### [Given data]
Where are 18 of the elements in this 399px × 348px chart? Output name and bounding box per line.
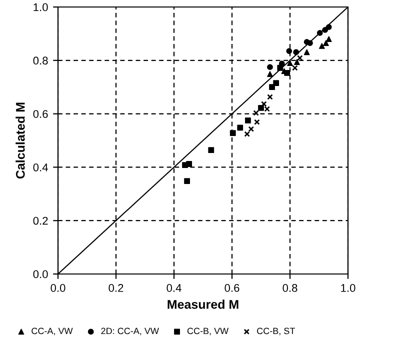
- legend-label: 2D: CC-A, VW: [101, 328, 159, 336]
- x-tick-label: 0.4: [166, 284, 182, 292]
- y-tick-label: 0.6: [33, 110, 48, 118]
- y-tick-label: 0.4: [33, 163, 48, 172]
- x-tick-label: 0.6: [224, 284, 240, 292]
- x-axis-title: Measured M: [168, 300, 238, 309]
- y-tick-label: 1.0: [34, 3, 48, 12]
- legend-label: CC-B, VW: [187, 328, 229, 336]
- y-tick-label: 0.0: [33, 270, 48, 278]
- legend-label: CC-A, VW: [32, 328, 73, 336]
- x-tick-label: 0.2: [108, 284, 124, 292]
- x-tick-label: 0.0: [50, 284, 66, 292]
- y-tick-label: 0.8: [33, 56, 48, 65]
- y-axis-title: Calculated M: [16, 102, 25, 179]
- x-tick-label: 1.0: [341, 284, 356, 292]
- legend-label: CC-B, ST: [257, 328, 295, 336]
- x-tick-label: 0.8: [282, 284, 298, 292]
- y-tick-label: 0.2: [33, 216, 48, 225]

### [Problem to work on]
Can you turn each line of the records above into a JSON list of strings, one string per line, skipping blank lines and leaving out the pictures?

### [Task result]
[
  "Where are 18 of the elements in this 399px × 348px chart? Output name and bounding box per line.",
  "- legend-label: 2D: CC-A, VW: [101, 328, 159, 336]",
  "- x-tick-label: 0.4: [166, 284, 182, 292]",
  "- y-tick-label: 0.6: [33, 110, 48, 118]",
  "- y-tick-label: 0.4: [33, 163, 48, 172]",
  "- x-tick-label: 0.6: [224, 284, 240, 292]",
  "- x-axis-title: Measured M: [168, 300, 238, 309]",
  "- y-tick-label: 1.0: [34, 3, 48, 12]",
  "- legend-label: CC-B, VW: [187, 328, 229, 336]",
  "- y-tick-label: 0.0: [33, 270, 48, 278]",
  "- legend-label: CC-A, VW: [32, 328, 73, 336]",
  "- x-tick-label: 0.2: [108, 284, 124, 292]",
  "- x-tick-label: 0.0: [50, 284, 66, 292]",
  "- y-tick-label: 0.8: [33, 56, 48, 65]",
  "- y-axis-title: Calculated M: [16, 102, 25, 179]",
  "- x-tick-label: 1.0: [341, 284, 356, 292]",
  "- legend-label: CC-B, ST: [257, 328, 295, 336]",
  "- x-tick-label: 0.8: [282, 284, 298, 292]",
  "- y-tick-label: 0.2: [33, 216, 48, 225]"
]